### Task:
Please continue the forum thread about running ScyllaDB and Spark on the same node, picking up after its final sentence.

### Source:
++++++++
Originally from the User Slack
@Dharun: Hi, is it okay to run scylladb with spark on the same node like how datastax has (Cassandra + spark) ?
If yes, will it impact any performance ?
@Felipe_Cardeneti_Mendes
@Felipe_Cardeneti_Mendes: tldr; it is possible, as long as you tune both services properly. The easiest thing to do is to simply run them separated.
Long answer:
Similarly as it happens with Cassandra, the main reason NOT to run both colocated into the same machine is to avoid Spark from consuming DB resources. With ScyllaDB, you want to ensure that your spark workers are pinned to CPUs not in use by the database to avoid performance problems.
++++++++
### Collected material:
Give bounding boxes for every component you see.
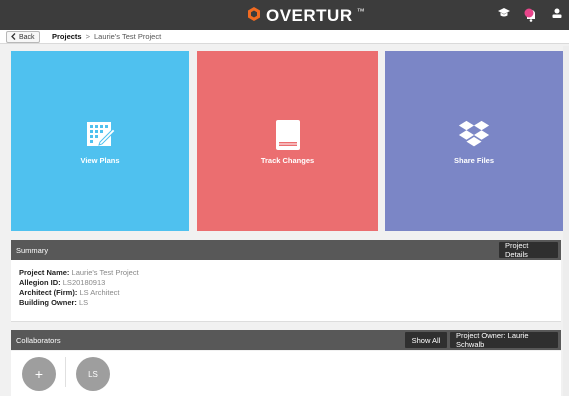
++++++++
### Answer to this problem:
@Dharun: is there any documentation for tuning,
we have dse setup, just thinking for similar setup with open source spark & scylladb
@Felipe_Cardeneti_Mendes: https://opensource.docs.scylladb.com/stable/getting-started/scylla-in-a-shared-environment.html
ScyllaDB in a Shared Environment | ScyllaDB Docs
this is ScyllaDB specific tuning. Check Spark documentation on how to pin them to specific cores
@Dharun: @Felipe_Cardeneti_Mendes
I see the following is mentioned
On Red Hat / CentOS, open a terminal and edit /etc/sysconfig/scylla-server, and add --memory 2G to restrict Scylla to 2 gigabytes of RAM.
but under /etc/sysconfig/scylla-server where do i set the args ?
SCYLLA_ARGS
?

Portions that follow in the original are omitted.